Search the data for the string "Studierendenbefragung" and extract every line where it appears.

(A run of records)
** begin **

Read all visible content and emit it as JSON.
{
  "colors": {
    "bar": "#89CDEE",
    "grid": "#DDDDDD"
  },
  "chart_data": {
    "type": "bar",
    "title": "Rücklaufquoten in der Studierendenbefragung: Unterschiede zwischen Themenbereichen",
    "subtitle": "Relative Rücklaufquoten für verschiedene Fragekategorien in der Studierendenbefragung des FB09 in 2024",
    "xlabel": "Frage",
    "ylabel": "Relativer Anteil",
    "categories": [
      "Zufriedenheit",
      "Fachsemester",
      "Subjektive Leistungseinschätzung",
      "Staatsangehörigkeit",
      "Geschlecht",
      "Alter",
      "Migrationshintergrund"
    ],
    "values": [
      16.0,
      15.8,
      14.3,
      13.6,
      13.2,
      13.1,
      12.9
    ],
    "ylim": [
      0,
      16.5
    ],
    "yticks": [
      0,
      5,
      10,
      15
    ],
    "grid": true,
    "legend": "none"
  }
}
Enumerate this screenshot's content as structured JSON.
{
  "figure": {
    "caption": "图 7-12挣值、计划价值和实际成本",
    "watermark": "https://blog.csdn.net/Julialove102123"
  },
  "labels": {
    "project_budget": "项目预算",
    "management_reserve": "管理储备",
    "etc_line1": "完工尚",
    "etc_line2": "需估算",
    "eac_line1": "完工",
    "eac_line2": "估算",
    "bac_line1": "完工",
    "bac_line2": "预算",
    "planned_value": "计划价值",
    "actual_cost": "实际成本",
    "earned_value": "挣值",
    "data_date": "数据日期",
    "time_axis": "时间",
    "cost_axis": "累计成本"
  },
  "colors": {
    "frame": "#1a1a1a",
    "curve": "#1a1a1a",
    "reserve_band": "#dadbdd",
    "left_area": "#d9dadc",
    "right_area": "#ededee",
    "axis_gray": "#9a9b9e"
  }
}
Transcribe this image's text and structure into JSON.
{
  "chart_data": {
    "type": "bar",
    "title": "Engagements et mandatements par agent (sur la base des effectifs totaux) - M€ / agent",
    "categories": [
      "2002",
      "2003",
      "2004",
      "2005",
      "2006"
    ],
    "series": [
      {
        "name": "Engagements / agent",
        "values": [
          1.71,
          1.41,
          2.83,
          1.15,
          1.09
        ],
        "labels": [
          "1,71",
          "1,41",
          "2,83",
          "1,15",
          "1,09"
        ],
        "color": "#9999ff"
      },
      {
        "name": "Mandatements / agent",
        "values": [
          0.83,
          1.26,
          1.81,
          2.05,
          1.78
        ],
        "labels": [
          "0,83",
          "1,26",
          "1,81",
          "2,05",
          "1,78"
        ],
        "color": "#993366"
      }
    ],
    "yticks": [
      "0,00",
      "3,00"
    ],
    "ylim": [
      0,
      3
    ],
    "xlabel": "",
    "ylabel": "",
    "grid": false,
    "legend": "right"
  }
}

** end **

Output for this exercise:
    "title": "Rücklaufquoten in der Studierendenbefragung: Unterschiede zwischen Themenbereichen",
    "subtitle": "Relative Rücklaufquoten für verschiedene Fragekategorien in der Studierendenbefragung des FB09 in 2024",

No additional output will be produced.